Return every record verbatim.

== == ==

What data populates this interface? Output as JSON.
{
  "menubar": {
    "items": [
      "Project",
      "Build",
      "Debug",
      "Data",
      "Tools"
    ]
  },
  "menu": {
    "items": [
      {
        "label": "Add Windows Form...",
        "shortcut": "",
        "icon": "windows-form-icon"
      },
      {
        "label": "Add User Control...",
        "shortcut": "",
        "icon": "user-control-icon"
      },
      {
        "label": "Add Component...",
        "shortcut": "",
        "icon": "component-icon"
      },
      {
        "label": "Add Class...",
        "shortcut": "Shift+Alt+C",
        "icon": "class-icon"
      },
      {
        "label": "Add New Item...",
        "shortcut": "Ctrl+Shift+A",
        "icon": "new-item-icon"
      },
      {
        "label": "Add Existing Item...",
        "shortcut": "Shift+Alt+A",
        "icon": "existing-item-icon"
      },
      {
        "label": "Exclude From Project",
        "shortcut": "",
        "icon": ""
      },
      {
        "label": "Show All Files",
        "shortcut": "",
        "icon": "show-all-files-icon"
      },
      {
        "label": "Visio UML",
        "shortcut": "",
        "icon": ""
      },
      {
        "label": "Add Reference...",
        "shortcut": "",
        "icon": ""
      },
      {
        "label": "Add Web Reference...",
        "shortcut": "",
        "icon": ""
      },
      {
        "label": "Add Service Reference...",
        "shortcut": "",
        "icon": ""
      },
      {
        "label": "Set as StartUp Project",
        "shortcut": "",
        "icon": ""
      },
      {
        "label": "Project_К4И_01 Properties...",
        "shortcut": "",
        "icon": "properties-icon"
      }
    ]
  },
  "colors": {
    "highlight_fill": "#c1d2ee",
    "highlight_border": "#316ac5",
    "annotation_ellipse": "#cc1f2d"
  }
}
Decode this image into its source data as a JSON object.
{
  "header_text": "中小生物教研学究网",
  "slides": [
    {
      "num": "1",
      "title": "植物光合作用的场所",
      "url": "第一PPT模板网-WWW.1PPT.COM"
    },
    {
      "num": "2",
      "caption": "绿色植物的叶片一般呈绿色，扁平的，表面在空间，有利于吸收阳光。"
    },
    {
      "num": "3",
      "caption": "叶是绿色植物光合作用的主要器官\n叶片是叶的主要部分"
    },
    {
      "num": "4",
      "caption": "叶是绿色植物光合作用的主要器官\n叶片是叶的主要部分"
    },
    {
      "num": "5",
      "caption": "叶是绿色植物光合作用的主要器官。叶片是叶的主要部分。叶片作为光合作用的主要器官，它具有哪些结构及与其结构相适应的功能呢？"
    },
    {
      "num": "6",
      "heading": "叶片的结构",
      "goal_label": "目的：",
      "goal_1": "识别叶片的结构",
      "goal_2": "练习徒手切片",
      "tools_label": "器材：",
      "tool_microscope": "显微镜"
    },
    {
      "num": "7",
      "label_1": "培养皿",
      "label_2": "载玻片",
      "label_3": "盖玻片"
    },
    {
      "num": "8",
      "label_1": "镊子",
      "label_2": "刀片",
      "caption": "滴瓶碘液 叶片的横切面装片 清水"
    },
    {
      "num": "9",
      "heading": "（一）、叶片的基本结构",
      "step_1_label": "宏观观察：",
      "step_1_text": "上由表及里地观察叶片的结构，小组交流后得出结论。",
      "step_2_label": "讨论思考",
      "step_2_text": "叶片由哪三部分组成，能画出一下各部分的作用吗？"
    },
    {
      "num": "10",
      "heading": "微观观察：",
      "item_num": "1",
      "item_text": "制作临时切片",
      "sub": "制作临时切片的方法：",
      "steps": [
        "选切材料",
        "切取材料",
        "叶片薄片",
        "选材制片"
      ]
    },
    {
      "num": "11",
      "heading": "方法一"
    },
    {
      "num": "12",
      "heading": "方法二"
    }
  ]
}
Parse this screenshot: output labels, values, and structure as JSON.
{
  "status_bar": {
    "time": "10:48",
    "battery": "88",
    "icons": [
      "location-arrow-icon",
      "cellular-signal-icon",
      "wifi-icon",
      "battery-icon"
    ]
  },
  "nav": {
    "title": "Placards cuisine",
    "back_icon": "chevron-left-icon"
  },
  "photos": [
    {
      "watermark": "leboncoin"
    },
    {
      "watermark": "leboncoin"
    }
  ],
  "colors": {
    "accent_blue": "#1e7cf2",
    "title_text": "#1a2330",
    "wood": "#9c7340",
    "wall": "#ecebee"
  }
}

== == ==

- **Result of the exercise**:
What data populates this interface? Output as JSON.
{
  "menubar": {
    "items": [
      "Project",
      "Build",
      "Debug",
      "Data",
      "Tools"
    ]
  },
  "menu": {
    "items": [
      {
        "label": "Add Windows Form...",
        "shortcut": "",
        "icon": "windows-form-icon"
      },
      {
        "label": "Add User Control...",
        "shortcut": "",
        "icon": "user-control-icon"
      },
      {
        "label": "Add Component...",
        "shortcut": "",
        "icon": "component-icon"
      },
      {
        "label": "Add Class...",
        "shortcut": "Shift+Alt+C",
        "icon": "class-icon"
      },
      {
        "label": "Add New Item...",
        "shortcut": "Ctrl+Shift+A",
        "icon": "new-item-icon"
      },
      {
        "label": "Add Existing Item...",
        "shortcut": "Shift+Alt+A",
        "icon": "existing-item-icon"
      },
      {
        "label": "Exclude From Project",
        "shortcut": "",
        "icon": ""
      },
      {
        "label": "Show All Files",
        "shortcut": "",
        "icon": "show-all-files-icon"
      },
      {
        "label": "Visio UML",
        "shortcut": "",
        "icon": ""
      },
      {
        "label": "Add Reference...",
        "shortcut": "",
        "icon": ""
      },
      {
        "label": "Add Web Reference...",
        "shortcut": "",
        "icon": ""
      },
      {
        "label": "Add Service Reference...",
        "shortcut": "",
        "icon": ""
      },
      {
        "label": "Set as StartUp Project",
        "shortcut": "",
        "icon": ""
      },
      {
        "label": "Project_К4И_01 Properties...",
        "shortcut": "",
        "icon": "properties-icon"
      }
    ]
  },
  "colors": {
    "highlight_fill": "#c1d2ee",
    "highlight_border": "#316ac5",
    "annotation_ellipse": "#cc1f2d"
  }
}
Decode this image into its source data as a JSON object.
{
  "header_text": "中小生物教研学究网",
  "slides": [
    {
      "num": "1",
      "title": "植物光合作用的场所",
      "url": "第一PPT模板网-WWW.1PPT.COM"
    },
    {
      "num": "2",
      "caption": "绿色植物的叶片一般呈绿色，扁平的，表面在空间，有利于吸收阳光。"
    },
    {
      "num": "3",
      "caption": "叶是绿色植物光合作用的主要器官\n叶片是叶的主要部分"
    },
    {
      "num": "4",
      "caption": "叶是绿色植物光合作用的主要器官\n叶片是叶的主要部分"
    },
    {
      "num": "5",
      "caption": "叶是绿色植物光合作用的主要器官。叶片是叶的主要部分。叶片作为光合作用的主要器官，它具有哪些结构及与其结构相适应的功能呢？"
    },
    {
      "num": "6",
      "heading": "叶片的结构",
      "goal_label": "目的：",
      "goal_1": "识别叶片的结构",
      "goal_2": "练习徒手切片",
      "tools_label": "器材：",
      "tool_microscope": "显微镜"
    },
    {
      "num": "7",
      "label_1": "培养皿",
      "label_2": "载玻片",
      "label_3": "盖玻片"
    },
    {
      "num": "8",
      "label_1": "镊子",
      "label_2": "刀片",
      "caption": "滴瓶碘液 叶片的横切面装片 清水"
    },
    {
      "num": "9",
      "heading": "（一）、叶片的基本结构",
      "step_1_label": "宏观观察：",
      "step_1_text": "上由表及里地观察叶片的结构，小组交流后得出结论。",
      "step_2_label": "讨论思考",
      "step_2_text": "叶片由哪三部分组成，能画出一下各部分的作用吗？"
    },
    {
      "num": "10",
      "heading": "微观观察：",
      "item_num": "1",
      "item_text": "制作临时切片",
      "sub": "制作临时切片的方法：",
      "steps": [
        "选切材料",
        "切取材料",
        "叶片薄片",
        "选材制片"
      ]
    },
    {
      "num": "11",
      "heading": "方法一"
    },
    {
      "num": "12",
      "heading": "方法二"
    }
  ]
}
Parse this screenshot: output labels, values, and structure as JSON.
{
  "status_bar": {
    "time": "10:48",
    "battery": "88",
    "icons": [
      "location-arrow-icon",
      "cellular-signal-icon",
      "wifi-icon",
      "battery-icon"
    ]
  },
  "nav": {
    "title": "Placards cuisine",
    "back_icon": "chevron-left-icon"
  },
  "photos": [
    {
      "watermark": "leboncoin"
    },
    {
      "watermark": "leboncoin"
    }
  ],
  "colors": {
    "accent_blue": "#1e7cf2",
    "title_text": "#1a2330",
    "wood": "#9c7340",
    "wall": "#ecebee"
  }
}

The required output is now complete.